給定任務 1:
請照抄這段關於史賓諾莎倫理學的文字中的一部分:以含有「至於善與惡,道德?讓我們再溫習一次史賓諾莎是如何觸怒了全世界的人吧。」的語句開頭,到「就此點而論,萬物莫不同等」。」結束。
給定任務 2:
在這段關於史賓諾莎倫理學的文字中,史賓諾莎為什麼認為「善」與「惡」這兩個名詞仍必須保留?請用一到三句話回答。
給定任務 3:
能否從這段關於史賓諾莎倫理學的文字停下的地方接著寫下去?

文件段落:
________________
這樣,就讓我們看在作者本人自爆變態往事的份上,假裝命題一已經沒有問題了好ㄇ?

所以,綜合一下剛才已經解釋過的命題一與命題十一及其附釋,命題五十九的證明到底在說甚麼呢?首先,如前所言,當我們覺得痛苦的時候,表示我們的心靈正過渡到一個較小完滿的狀態,而心靈之所以會過渡到這樣的狀態,表示身體適應的東西變少了,心靈不再能夠認識那影響身體的原因。這個時候,我們其實可以說,這個原因真正造成的結果,就是阻礙心靈的認識,降低了心靈的思想能力,那也就是說,心靈的活動力被減少或限制了。其次,再如前所言,擁有正確的觀念,換言之,能夠回憶起該回憶的事情,找出正確的因果關係,發揮心靈的思想能力、認識能力,心靈才是主動的。最後,仍舊如前所言,主動的心靈乃是我們應當追求的,因為那就是保存我們的本質或本性,維護我們自己的存在。結果,命題五十九想要告訴我們的就是:
人應該盡一切的力量避免痛苦,遵循欲望的指示,追求愉悅。這樣做的結果,你會被生命所充滿、擁有越來越多的知識、得到越來越大的力量,愛神、趨近神;因為神不是別的,正是這個生機勃勃、遍布著愉悅與美的宇宙本身。
至於善與惡,道德?讓我們再溫習一次史賓諾莎是如何觸怒了全世界的人吧。
《倫理學》第四部分〈論人的奴役或情感的力量〉序言
就善惡兩個名詞而論,也並不表示事物本身的積極性質,亦不過是思想的樣式,或者是我們比較事物而形成的概念罷了。因為同一事物可以同時既善又惡,或不善不惡。譬如,音樂對於愁悶的人是善,對於哀痛的人是惡,而對於耳聾的人則不善不惡。但事實雖然如此,對於這些名詞,我們必須保持。因為既然我們要為我們自己構成一個人的觀念,以作人性(或人格)的模型,那麼在我上面所提到的意義下,保持這些名詞,也不無益處。因此在下文裡所謂善是指我們所確知的任何事物足以成為幫助我們愈益接近我們所建立的人性模型的工具而言。反之,所謂惡是指我們所確知的足以阻礙我們達到這個模型的一切事物而言。再則,我判斷人的圓滿或不圓滿,完全以那人較多或較少接近這個模型的程度為準。因此必須特別注意的就是,當我說一個人從較小的圓滿過渡到較大的圓滿,或者從較大的圓滿過渡到較小的圓滿,我的意思並不是認為他從一種本質或型式,轉變成另一種本質或型式,(因為譬如一匹馬無論變成人也好,變成昆蟲也好,它的本質都是同樣地遭到毀滅了。)而乃是指被了解作為它的本性的活動力量之增加或減少而言。最後,一般地說來,正如我前面所說,圓滿性就是實在性。換言之,圓滿性就是任何事物的本質,只就那物是按一定的方式而存在和動作的而言,而不管那物在時間中存在的久暫。因為沒有一個事物因其曾在時間中維持較長久的存在,便可說是更圓滿。況且事物存在的久暫,不是由它的本質所決定。而事物的本質也不包含某種確定的存在時間。任何事物,不論其圓滿的程度如何,總是永遠能夠具有那物開始存在時同樣的力量以保持其存在。所以就此點而論,萬物莫不同等」。
________________
儲存資料:
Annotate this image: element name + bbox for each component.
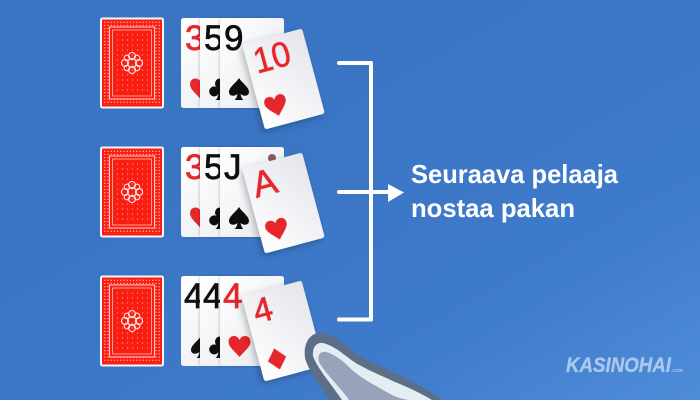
________________
正確答案 1:
至於善與惡,道德?讓我們再溫習一次史賓諾莎是如何觸怒了全世界的人吧。
《倫理學》第四部分〈論人的奴役或情感的力量〉序言
就善惡兩個名詞而論,也並不表示事物本身的積極性質,亦不過是思想的樣式,或者是我們比較事物而形成的概念罷了。因為同一事物可以同時既善又惡,或不善不惡。譬如,音樂對於愁悶的人是善,對於哀痛的人是惡,而對於耳聾的人則不善不惡。但事實雖然如此,對於這些名詞,我們必須保持。因為既然我們要為我們自己構成一個人的觀念,以作人性(或人格)的模型,那麼在我上面所提到的意義下,保持這些名詞,也不無益處。因此在下文裡所謂善是指我們所確知的任何事物足以成為幫助我們愈益接近我們所建立的人性模型的工具而言。反之,所謂惡是指我們所確知的足以阻礙我們達到這個模型的一切事物而言。再則,我判斷人的圓滿或不圓滿,完全以那人較多或較少接近這個模型的程度為準。因此必須特別注意的就是,當我說一個人從較小的圓滿過渡到較大的圓滿,或者從較大的圓滿過渡到較小的圓滿,我的意思並不是認為他從一種本質或型式,轉變成另一種本質或型式,(因為譬如一匹馬無論變成人也好,變成昆蟲也好,它的本質都是同樣地遭到毀滅了。)而乃是指被了解作為它的本性的活動力量之增加或減少而言。最後,一般地說來,正如我前面所說,圓滿性就是實在性。換言之,圓滿性就是任何事物的本質,只就那物是按一定的方式而存在和動作的而言,而不管那物在時間中存在的久暫。因為沒有一個事物因其曾在時間中維持較長久的存在,便可說是更圓滿。況且事物存在的久暫,不是由它的本質所決定。而事物的本質也不包含某種確定的存在時間。任何事物,不論其圓滿的程度如何,總是永遠能夠具有那物開始存在時同樣的力量以保持其存在。所以就此點而論,萬物莫不同等」。

正確答案 2:
因為我們要為自己構成一個人的觀念,作為人性(或人格)的模型。在這個意義下保留這兩個名詞,並非沒有益處。

正確答案 3:
萬物莫不同等。所以,我們的道德優越感,無論那是對桌子椅子、玫瑰或星空、洪水或颱風,對大草原上的蝨子老虎、養在盒子裡的蠶寶寶或養在家裡的小畜生,對我們可憐兮兮只能來學校上網或愛開黃腔的鄰人,都是不必要的。這並不只是一種人道主義的(humanist)情懷,要求我們付出所謂的「同理心」(compassion),即使是像阿西西的聖方濟聲稱「太陽與月亮都是我的兄弟」那樣激進的版本──方濟無論如何偉大,終究是一名宗教家,或者更好地說,道德家,而不是藝術家或思想家。那是更加遼闊的愛,訴諸的是「可見者」及其本身的美(the visible and its beauty),訴諸的是愛之喜悅本身。我們因而終於可以做出這個裁決了:

在這場巨人之間的戰爭裡,敗的是托爾斯泰及其黨羽、勝的是史賓諾莎及其爪牙。儘管因為善惡的概念仍有其實用性,我們選擇偷偷地更動其意義,但將之保留下來,繼續使用,繼續談論好與壞,假裝若無其事地繼續與其他人一起生活,因而注定了只能是些地下特務人員。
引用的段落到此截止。